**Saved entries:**
= = = = =

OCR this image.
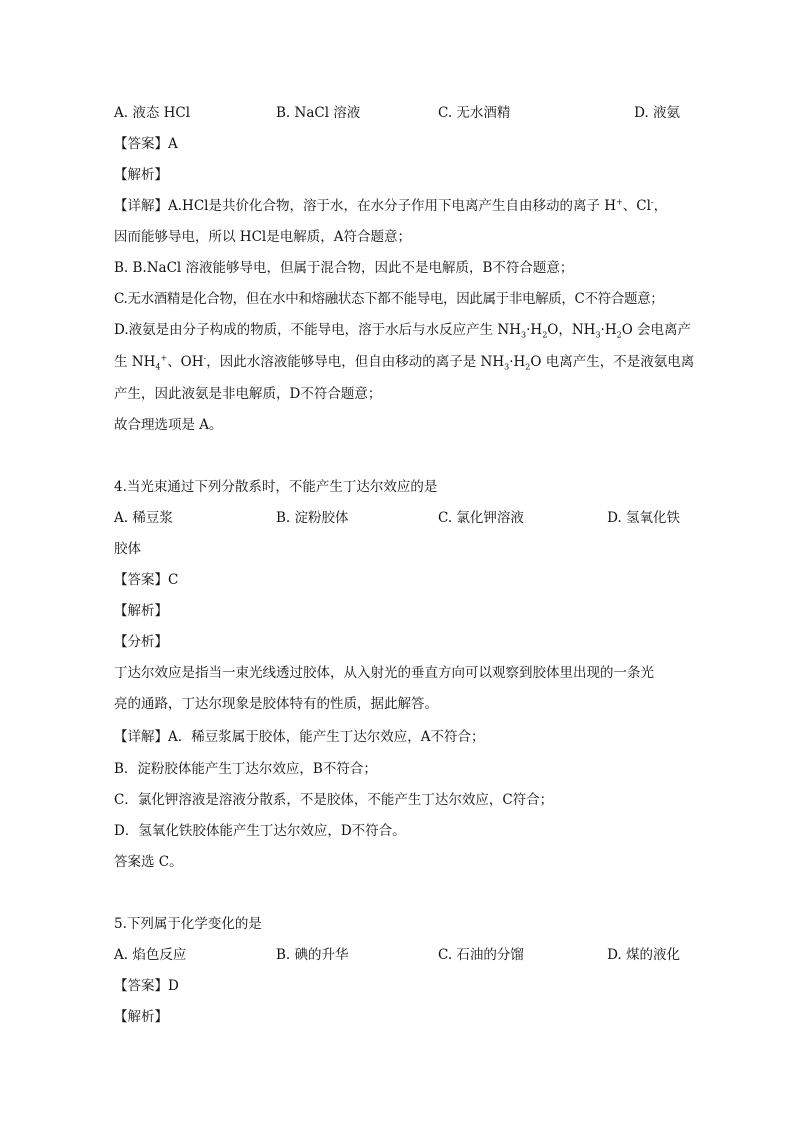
A. 液态 HCl	B. NaCl 溶液	C. 无水酒精	D. 液氨
【答案】A
【解析】
【详解】A.HCl是共价化合物，溶于水，在水分子作用下电离产生自由移动的离子 H+、Cl-，
因而能够导电，所以 HCl是电解质，A符合题意；
B. B.NaCl 溶液能够导电，但属于混合物，因此不是电解质，B不符合题意；
C.无水酒精是化合物，但在水中和熔融状态下都不能导电，因此属于非电解质，C不符合题意；
D.液氨是由分子构成的物质，不能导电，溶于水后与水反应产生 $NH_3\cdot H_2O$，$NH_3\cdot H_2O$ 会电离产
生 $NH_4^+$、OH-，因此水溶液能够导电，但自由移动的离子是 $NH_3\cdot H_2O$ 电离产生，不是液氨电离
产生，因此液氨是非电解质，D不符合题意；
故合理选项是 A。
4.当光束通过下列分散系时，不能产生丁达尔效应的是
A. 稀豆浆	B. 淀粉胶体	C. 氯化钾溶液	D. 氢氧化铁
胶体
【答案】C
【解析】
【分析】
丁达尔效应是指当一束光线透过胶体，从入射光的垂直方向可以观察到胶体里出现的一条光
亮的通路，丁达尔现象是胶体特有的性质，据此解答。
【详解】A．稀豆浆属于胶体，能产生丁达尔效应，A不符合；
B．淀粉胶体能产生丁达尔效应，B不符合；
C．氯化钾溶液是溶液分散系，不是胶体，不能产生丁达尔效应，C符合；
D．氢氧化铁胶体能产生丁达尔效应，D不符合。
答案选 C。
5.下列属于化学变化的是
A. 焰色反应	B. 碘的升华	C. 石油的分馏	D. 煤的液化
【答案】D
【解析】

= = = = =

**Task prompt:**
Skip the pictures and print each record exactly as it stands.

**Answer to this task:**
OCR this image.
A. 液态 HCl	B. NaCl 溶液	C. 无水酒精	D. 液氨
【答案】A
【解析】
【详解】A.HCl是共价化合物，溶于水，在水分子作用下电离产生自由移动的离子 H+、Cl-，
因而能够导电，所以 HCl是电解质，A符合题意；
B. B.NaCl 溶液能够导电，但属于混合物，因此不是电解质，B不符合题意；
C.无水酒精是化合物，但在水中和熔融状态下都不能导电，因此属于非电解质，C不符合题意；
D.液氨是由分子构成的物质，不能导电，溶于水后与水反应产生 $NH_3\cdot H_2O$，$NH_3\cdot H_2O$ 会电离产
生 $NH_4^+$、OH-，因此水溶液能够导电，但自由移动的离子是 $NH_3\cdot H_2O$ 电离产生，不是液氨电离
产生，因此液氨是非电解质，D不符合题意；
故合理选项是 A。
4.当光束通过下列分散系时，不能产生丁达尔效应的是
A. 稀豆浆	B. 淀粉胶体	C. 氯化钾溶液	D. 氢氧化铁
胶体
【答案】C
【解析】
【分析】
丁达尔效应是指当一束光线透过胶体，从入射光的垂直方向可以观察到胶体里出现的一条光
亮的通路，丁达尔现象是胶体特有的性质，据此解答。
【详解】A．稀豆浆属于胶体，能产生丁达尔效应，A不符合；
B．淀粉胶体能产生丁达尔效应，B不符合；
C．氯化钾溶液是溶液分散系，不是胶体，不能产生丁达尔效应，C符合；
D．氢氧化铁胶体能产生丁达尔效应，D不符合。
答案选 C。
5.下列属于化学变化的是
A. 焰色反应	B. 碘的升华	C. 石油的分馏	D. 煤的液化
【答案】D
【解析】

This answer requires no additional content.